What you have to do>
Pick out every line in the rows below that contains the string "Refere", and copy each one. Case counts.

Records shown>
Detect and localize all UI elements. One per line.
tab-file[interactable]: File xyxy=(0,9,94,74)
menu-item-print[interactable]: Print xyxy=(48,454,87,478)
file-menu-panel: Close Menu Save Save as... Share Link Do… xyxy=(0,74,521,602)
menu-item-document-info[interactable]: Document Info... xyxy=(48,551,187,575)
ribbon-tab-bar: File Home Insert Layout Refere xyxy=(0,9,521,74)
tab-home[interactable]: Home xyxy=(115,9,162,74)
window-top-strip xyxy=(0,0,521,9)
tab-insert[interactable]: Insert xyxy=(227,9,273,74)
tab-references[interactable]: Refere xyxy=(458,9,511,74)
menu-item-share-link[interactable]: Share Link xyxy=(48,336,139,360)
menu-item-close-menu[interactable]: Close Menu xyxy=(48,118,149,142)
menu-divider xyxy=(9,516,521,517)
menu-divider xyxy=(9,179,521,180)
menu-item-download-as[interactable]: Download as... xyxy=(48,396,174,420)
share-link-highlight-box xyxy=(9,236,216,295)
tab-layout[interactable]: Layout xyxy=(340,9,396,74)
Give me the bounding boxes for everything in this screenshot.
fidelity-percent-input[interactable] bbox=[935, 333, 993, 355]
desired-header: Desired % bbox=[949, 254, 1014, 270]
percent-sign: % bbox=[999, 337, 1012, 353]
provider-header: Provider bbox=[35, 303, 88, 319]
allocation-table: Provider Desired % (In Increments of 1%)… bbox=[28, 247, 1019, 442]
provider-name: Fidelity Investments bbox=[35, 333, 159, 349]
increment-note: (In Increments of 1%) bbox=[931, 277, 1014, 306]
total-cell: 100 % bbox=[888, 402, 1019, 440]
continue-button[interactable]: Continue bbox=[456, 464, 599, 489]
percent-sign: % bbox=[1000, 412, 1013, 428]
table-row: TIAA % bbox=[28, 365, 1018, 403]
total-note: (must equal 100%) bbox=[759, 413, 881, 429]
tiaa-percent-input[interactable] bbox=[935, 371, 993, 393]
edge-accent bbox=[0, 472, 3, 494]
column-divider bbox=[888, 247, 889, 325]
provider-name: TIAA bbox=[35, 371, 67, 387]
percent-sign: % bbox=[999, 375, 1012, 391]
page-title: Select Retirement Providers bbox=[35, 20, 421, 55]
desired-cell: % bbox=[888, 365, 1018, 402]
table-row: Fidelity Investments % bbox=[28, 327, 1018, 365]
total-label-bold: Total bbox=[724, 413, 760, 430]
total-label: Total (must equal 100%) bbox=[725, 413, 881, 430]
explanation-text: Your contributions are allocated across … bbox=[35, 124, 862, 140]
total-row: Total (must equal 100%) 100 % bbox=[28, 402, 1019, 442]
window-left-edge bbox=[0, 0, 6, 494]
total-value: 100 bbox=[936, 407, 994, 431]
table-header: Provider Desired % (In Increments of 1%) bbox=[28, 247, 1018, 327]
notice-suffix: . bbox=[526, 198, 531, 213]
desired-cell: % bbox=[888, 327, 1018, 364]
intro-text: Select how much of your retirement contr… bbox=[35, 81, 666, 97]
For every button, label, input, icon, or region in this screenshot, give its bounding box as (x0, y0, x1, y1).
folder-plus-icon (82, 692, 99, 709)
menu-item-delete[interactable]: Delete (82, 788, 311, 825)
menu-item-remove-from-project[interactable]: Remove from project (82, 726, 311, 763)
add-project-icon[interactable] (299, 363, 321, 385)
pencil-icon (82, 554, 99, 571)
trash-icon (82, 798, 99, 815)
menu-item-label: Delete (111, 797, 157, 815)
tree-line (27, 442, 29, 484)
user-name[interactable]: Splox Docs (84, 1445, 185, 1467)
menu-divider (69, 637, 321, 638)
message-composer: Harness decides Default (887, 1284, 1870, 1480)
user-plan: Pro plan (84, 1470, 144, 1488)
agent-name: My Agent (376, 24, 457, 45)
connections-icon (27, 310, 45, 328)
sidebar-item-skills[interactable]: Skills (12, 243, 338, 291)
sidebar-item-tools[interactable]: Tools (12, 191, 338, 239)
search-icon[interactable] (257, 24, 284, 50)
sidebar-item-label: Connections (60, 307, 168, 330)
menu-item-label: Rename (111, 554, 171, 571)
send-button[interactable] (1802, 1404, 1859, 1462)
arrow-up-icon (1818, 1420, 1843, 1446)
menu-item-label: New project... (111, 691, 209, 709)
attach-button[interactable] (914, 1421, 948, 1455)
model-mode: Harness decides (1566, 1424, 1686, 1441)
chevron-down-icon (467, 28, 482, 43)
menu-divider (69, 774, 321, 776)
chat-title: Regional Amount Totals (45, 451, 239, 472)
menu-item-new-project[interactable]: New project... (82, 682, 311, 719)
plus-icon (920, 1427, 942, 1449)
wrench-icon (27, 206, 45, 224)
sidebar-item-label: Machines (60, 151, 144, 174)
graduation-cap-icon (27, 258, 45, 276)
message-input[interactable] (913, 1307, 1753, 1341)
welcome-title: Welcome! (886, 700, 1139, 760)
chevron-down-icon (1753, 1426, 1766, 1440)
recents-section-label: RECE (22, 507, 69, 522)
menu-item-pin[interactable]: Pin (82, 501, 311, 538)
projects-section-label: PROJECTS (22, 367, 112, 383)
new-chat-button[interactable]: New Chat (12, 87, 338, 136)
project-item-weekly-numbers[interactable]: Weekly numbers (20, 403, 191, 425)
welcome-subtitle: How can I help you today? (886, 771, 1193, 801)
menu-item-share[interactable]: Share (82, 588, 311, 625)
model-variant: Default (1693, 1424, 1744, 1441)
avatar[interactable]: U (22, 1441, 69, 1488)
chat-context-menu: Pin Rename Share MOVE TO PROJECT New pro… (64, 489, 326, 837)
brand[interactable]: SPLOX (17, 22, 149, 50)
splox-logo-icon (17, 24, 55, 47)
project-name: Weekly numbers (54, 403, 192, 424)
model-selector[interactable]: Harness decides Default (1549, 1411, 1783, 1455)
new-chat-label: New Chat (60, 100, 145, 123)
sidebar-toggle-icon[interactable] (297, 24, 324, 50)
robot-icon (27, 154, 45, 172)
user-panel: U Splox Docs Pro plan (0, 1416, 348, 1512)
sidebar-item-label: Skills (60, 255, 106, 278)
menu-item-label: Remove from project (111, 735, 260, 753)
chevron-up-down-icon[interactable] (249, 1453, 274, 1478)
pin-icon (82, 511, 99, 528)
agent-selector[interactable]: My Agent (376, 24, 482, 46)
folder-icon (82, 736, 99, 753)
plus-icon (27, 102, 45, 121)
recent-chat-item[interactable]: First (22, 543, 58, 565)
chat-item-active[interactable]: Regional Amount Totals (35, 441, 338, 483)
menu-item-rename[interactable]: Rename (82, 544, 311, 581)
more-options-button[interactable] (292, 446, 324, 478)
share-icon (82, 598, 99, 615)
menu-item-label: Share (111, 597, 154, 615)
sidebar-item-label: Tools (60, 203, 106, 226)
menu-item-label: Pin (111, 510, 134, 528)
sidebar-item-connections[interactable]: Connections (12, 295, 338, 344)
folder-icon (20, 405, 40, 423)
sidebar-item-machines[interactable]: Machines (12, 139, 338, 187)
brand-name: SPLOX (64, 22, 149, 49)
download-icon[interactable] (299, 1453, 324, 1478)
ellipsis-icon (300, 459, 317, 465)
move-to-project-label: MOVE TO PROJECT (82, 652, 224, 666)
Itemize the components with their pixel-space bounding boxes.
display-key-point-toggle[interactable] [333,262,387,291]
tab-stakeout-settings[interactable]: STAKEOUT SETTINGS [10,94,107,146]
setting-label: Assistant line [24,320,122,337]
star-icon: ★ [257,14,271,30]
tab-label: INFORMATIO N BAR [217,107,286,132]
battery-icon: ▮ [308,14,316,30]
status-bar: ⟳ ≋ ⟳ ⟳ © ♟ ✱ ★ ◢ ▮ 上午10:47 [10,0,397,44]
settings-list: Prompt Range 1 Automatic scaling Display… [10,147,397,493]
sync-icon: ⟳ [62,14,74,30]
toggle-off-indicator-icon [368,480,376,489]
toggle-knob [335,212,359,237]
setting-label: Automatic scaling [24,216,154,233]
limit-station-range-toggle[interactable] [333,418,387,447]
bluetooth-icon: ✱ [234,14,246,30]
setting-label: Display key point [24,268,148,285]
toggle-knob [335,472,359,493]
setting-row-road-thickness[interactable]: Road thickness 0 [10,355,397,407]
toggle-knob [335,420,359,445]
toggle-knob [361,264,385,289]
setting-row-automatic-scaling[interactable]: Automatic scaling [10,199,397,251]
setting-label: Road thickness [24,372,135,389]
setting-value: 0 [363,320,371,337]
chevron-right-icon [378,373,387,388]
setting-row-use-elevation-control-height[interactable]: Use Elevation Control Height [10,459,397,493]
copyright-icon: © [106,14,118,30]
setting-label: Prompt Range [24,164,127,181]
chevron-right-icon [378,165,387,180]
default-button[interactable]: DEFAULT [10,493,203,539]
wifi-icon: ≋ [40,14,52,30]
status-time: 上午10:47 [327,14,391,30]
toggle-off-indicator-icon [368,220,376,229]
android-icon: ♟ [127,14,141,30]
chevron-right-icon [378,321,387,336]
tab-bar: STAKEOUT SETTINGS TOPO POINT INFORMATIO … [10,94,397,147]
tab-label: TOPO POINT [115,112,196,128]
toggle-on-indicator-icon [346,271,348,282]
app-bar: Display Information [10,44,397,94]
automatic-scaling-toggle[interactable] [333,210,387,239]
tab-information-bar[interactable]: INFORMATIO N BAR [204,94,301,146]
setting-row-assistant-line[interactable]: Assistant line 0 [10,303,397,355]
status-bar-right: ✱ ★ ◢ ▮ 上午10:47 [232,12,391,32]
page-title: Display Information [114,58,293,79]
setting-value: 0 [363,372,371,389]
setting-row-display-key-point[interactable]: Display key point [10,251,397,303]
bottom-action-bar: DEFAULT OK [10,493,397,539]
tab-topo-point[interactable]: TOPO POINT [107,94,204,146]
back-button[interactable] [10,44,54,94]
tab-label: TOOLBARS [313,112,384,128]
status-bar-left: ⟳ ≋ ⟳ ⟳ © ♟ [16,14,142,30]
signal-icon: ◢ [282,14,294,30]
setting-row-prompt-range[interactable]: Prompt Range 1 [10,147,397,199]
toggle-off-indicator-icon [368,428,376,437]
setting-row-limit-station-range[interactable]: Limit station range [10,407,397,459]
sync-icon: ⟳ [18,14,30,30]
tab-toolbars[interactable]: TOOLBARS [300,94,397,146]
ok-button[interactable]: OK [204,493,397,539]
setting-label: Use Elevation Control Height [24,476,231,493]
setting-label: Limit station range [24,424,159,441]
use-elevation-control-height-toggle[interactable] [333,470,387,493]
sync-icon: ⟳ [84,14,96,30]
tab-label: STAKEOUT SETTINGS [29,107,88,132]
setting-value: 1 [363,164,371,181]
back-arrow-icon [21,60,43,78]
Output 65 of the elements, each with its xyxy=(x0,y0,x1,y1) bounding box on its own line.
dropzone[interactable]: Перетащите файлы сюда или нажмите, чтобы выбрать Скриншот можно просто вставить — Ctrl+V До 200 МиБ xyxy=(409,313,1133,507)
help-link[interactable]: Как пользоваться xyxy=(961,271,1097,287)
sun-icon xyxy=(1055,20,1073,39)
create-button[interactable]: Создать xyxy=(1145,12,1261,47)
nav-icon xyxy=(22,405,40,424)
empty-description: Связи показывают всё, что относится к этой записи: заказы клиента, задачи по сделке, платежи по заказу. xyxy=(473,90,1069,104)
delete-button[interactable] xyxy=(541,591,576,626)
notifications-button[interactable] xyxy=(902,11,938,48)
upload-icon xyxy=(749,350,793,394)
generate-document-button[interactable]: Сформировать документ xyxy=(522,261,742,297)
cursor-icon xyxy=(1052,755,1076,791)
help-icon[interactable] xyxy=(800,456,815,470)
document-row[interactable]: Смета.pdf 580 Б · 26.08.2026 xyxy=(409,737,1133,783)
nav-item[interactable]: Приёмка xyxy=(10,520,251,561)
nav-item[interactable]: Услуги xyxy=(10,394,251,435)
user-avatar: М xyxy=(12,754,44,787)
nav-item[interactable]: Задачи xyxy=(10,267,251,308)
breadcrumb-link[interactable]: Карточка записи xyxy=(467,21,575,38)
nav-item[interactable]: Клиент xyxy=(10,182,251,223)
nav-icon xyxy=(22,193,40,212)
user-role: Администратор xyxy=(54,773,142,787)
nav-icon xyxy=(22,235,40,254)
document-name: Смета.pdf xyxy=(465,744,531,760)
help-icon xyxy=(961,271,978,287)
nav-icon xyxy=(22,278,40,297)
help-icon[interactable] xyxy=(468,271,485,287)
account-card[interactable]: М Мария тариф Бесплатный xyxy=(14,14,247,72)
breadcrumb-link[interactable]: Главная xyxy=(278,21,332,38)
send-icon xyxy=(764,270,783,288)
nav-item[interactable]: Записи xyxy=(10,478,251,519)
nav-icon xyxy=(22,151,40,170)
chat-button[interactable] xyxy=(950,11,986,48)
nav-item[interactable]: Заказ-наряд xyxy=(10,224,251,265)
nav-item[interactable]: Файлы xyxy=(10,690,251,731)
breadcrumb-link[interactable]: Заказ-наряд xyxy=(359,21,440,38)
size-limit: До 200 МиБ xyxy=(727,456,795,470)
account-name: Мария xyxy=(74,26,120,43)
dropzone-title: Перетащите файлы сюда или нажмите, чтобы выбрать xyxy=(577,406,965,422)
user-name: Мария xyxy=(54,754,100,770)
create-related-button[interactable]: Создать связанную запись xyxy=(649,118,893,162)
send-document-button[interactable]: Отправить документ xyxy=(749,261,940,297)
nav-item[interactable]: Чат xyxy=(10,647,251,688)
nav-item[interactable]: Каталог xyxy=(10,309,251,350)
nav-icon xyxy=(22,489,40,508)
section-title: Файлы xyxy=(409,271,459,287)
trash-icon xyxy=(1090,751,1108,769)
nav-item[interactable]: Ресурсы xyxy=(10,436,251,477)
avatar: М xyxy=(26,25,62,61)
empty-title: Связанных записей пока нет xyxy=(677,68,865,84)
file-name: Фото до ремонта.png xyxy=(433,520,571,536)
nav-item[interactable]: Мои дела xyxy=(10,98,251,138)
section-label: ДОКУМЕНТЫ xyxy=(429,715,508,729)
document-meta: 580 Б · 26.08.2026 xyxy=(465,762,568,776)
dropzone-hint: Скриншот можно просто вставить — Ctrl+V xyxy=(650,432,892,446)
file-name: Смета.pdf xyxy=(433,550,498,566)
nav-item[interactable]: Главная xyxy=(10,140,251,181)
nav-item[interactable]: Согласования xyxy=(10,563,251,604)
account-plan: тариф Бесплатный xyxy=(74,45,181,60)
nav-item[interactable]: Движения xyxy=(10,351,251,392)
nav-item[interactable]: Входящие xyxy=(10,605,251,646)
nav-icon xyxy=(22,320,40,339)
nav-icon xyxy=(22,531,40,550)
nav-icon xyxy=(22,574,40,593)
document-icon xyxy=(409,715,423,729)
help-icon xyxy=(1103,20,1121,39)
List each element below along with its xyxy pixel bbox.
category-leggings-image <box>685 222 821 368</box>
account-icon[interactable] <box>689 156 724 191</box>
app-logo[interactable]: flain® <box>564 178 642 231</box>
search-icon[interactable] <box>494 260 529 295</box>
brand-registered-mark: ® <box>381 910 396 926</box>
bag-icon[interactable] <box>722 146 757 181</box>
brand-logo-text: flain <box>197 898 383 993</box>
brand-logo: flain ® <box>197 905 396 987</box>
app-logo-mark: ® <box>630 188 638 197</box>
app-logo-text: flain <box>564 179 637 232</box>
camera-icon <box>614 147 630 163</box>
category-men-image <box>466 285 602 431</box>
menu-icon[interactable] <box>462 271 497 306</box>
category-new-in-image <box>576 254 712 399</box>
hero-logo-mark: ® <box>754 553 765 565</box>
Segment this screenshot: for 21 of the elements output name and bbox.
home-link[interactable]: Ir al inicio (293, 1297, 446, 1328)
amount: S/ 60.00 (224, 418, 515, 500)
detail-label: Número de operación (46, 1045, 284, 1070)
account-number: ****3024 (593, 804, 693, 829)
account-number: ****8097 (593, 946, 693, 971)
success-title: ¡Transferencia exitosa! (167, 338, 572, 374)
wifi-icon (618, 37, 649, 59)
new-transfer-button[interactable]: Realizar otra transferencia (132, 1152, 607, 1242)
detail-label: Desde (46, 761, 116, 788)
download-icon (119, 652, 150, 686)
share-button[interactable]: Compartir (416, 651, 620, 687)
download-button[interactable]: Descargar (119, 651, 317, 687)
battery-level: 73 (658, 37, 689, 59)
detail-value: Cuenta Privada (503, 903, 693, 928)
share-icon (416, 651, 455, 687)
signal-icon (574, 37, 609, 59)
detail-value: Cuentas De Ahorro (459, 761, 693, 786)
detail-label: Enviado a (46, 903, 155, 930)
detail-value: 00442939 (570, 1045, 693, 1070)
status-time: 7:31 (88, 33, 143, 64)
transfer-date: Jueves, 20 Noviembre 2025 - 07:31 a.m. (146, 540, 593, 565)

Answer in full>
ribbon-tab-bar: File Home Insert Layout Refere xyxy=(0,9,521,74)
tab-references[interactable]: Refere xyxy=(458,9,511,74)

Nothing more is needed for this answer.